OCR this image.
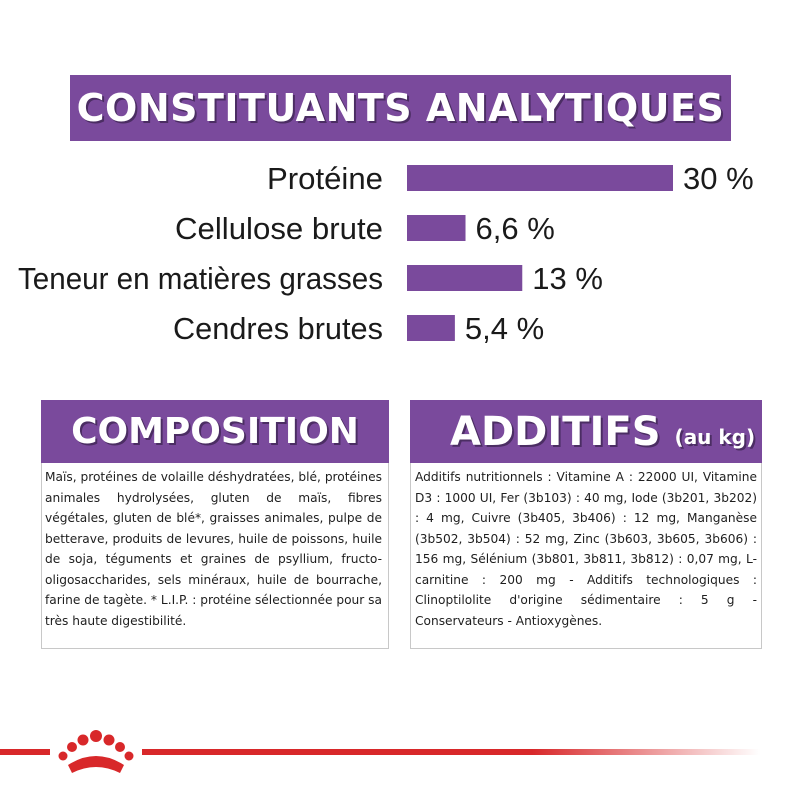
CONSTITUANTS ANALYTIQUES
Protéine	30 %
Cellulose brute	6,6 %
Teneur en matières grasses	13 %
Cendres brutes	5,4 %
COMPOSITION ADDITIFS (au kg)
Maïs, protéines de volaille déshydratées, blé, protéines animales hydrolysées, gluten de maïs, fibres végétales, gluten de blé*, graisses animales, pulpe de betterave, produits de levures, huile de poissons, huile de soja, téguments et graines de psyllium, fructo-oligosaccharides, sels minéraux, huile de bourrache, farine de tagète. * L.I.P. : protéine sélectionnée pour sa très haute digestibilité.
Additifs nutritionnels : Vitamine A : 22000 UI, Vitamine D3 : 1000 UI, Fer (3b103) : 40 mg, Iode (3b201, 3b202) : 4 mg, Cuivre (3b405, 3b406) : 12 mg, Manganèse (3b502, 3b504) : 52 mg, Zinc (3b603, 3b605, 3b606) : 156 mg, Sélénium (3b801, 3b811, 3b812) : 0,07 mg, L-carnitine : 200 mg - Additifs technologiques : Clinoptilolite d'origine sédimentaire : 5 g - Conservateurs - Antioxygènes.
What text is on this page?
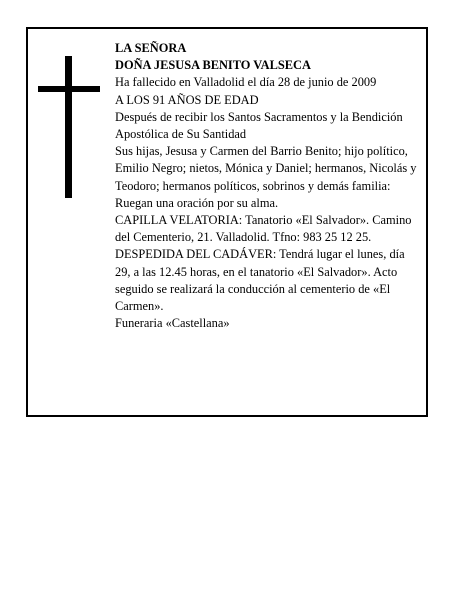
LA SEÑORA

DOÑA JESUSA BENITO VALSECA

Ha fallecido en Valladolid el día 28 de junio de 2009

A LOS 91 AÑOS DE EDAD

Después de recibir los Santos Sacramentos y la Bendición Apostólica de Su Santidad

Sus hijas, Jesusa y Carmen del Barrio Benito; hijo político, Emilio Negro; nietos, Mónica y Daniel; hermanos, Nicolás y Teodoro; hermanos políticos, sobrinos y demás familia:

Ruegan una oración por su alma.

CAPILLA VELATORIA: Tanatorio «El Salvador». Camino del Cementerio, 21. Valladolid. Tfno: 983 25 12 25.

DESPEDIDA DEL CADÁVER: Tendrá lugar el lunes, día 29, a las 12.45 horas, en el tanatorio «El Salvador». Acto seguido se realizará la conducción al cementerio de «El Carmen».

Funeraria «Castellana»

• • • •

**The task:**
Your job is to transcribe the entries above exactly; skip the pictures.

**Solution to this task:**
OCR this image.
CONSTITUANTS ANALYTIQUES
Protéine	30 %
Cellulose brute	6,6 %
Teneur en matières grasses	13 %
Cendres brutes	5,4 %
COMPOSITION ADDITIFS (au kg)
Maïs, protéines de volaille déshydratées, blé, protéines animales hydrolysées, gluten de maïs, fibres végétales, gluten de blé*, graisses animales, pulpe de betterave, produits de levures, huile de poissons, huile de soja, téguments et graines de psyllium, fructo-oligosaccharides, sels minéraux, huile de bourrache, farine de tagète. * L.I.P. : protéine sélectionnée pour sa très haute digestibilité.
Additifs nutritionnels : Vitamine A : 22000 UI, Vitamine D3 : 1000 UI, Fer (3b103) : 40 mg, Iode (3b201, 3b202) : 4 mg, Cuivre (3b405, 3b406) : 12 mg, Manganèse (3b502, 3b504) : 52 mg, Zinc (3b603, 3b605, 3b606) : 156 mg, Sélénium (3b801, 3b811, 3b812) : 0,07 mg, L-carnitine : 200 mg - Additifs technologiques : Clinoptilolite d'origine sédimentaire : 5 g - Conservateurs - Antioxygènes.
What text is on this page?
LA SEÑORA

DOÑA JESUSA BENITO VALSECA

Ha fallecido en Valladolid el día 28 de junio de 2009

A LOS 91 AÑOS DE EDAD

Después de recibir los Santos Sacramentos y la Bendición Apostólica de Su Santidad

Sus hijas, Jesusa y Carmen del Barrio Benito; hijo político, Emilio Negro; nietos, Mónica y Daniel; hermanos, Nicolás y Teodoro; hermanos políticos, sobrinos y demás familia:

Ruegan una oración por su alma.

CAPILLA VELATORIA: Tanatorio «El Salvador». Camino del Cementerio, 21. Valladolid. Tfno: 983 25 12 25.

DESPEDIDA DEL CADÁVER: Tendrá lugar el lunes, día 29, a las 12.45 horas, en el tanatorio «El Salvador». Acto seguido se realizará la conducción al cementerio de «El Carmen».

Funeraria «Castellana»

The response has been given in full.